• Data section:
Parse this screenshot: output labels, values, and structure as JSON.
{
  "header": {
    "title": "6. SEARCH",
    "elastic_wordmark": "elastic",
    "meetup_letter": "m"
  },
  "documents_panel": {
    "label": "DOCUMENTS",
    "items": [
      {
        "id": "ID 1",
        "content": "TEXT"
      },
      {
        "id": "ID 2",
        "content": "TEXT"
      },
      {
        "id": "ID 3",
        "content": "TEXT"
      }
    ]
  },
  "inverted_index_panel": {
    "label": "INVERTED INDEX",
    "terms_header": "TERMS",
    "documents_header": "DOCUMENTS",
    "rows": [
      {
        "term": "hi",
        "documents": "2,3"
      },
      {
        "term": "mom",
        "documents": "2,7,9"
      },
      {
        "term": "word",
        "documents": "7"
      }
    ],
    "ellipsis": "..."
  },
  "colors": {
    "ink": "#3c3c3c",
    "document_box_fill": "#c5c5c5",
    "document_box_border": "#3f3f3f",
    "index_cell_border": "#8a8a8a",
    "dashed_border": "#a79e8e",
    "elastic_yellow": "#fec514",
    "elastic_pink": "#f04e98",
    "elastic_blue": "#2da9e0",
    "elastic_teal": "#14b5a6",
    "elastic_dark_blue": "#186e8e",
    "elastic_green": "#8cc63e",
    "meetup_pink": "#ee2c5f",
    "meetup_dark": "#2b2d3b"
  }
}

• Stated task:
Take the lines above and print them exactly.

• Solution to this problem:
Parse this screenshot: output labels, values, and structure as JSON.
{
  "header": {
    "title": "6. SEARCH",
    "elastic_wordmark": "elastic",
    "meetup_letter": "m"
  },
  "documents_panel": {
    "label": "DOCUMENTS",
    "items": [
      {
        "id": "ID 1",
        "content": "TEXT"
      },
      {
        "id": "ID 2",
        "content": "TEXT"
      },
      {
        "id": "ID 3",
        "content": "TEXT"
      }
    ]
  },
  "inverted_index_panel": {
    "label": "INVERTED INDEX",
    "terms_header": "TERMS",
    "documents_header": "DOCUMENTS",
    "rows": [
      {
        "term": "hi",
        "documents": "2,3"
      },
      {
        "term": "mom",
        "documents": "2,7,9"
      },
      {
        "term": "word",
        "documents": "7"
      }
    ],
    "ellipsis": "..."
  },
  "colors": {
    "ink": "#3c3c3c",
    "document_box_fill": "#c5c5c5",
    "document_box_border": "#3f3f3f",
    "index_cell_border": "#8a8a8a",
    "dashed_border": "#a79e8e",
    "elastic_yellow": "#fec514",
    "elastic_pink": "#f04e98",
    "elastic_blue": "#2da9e0",
    "elastic_teal": "#14b5a6",
    "elastic_dark_blue": "#186e8e",
    "elastic_green": "#8cc63e",
    "meetup_pink": "#ee2c5f",
    "meetup_dark": "#2b2d3b"
  }
}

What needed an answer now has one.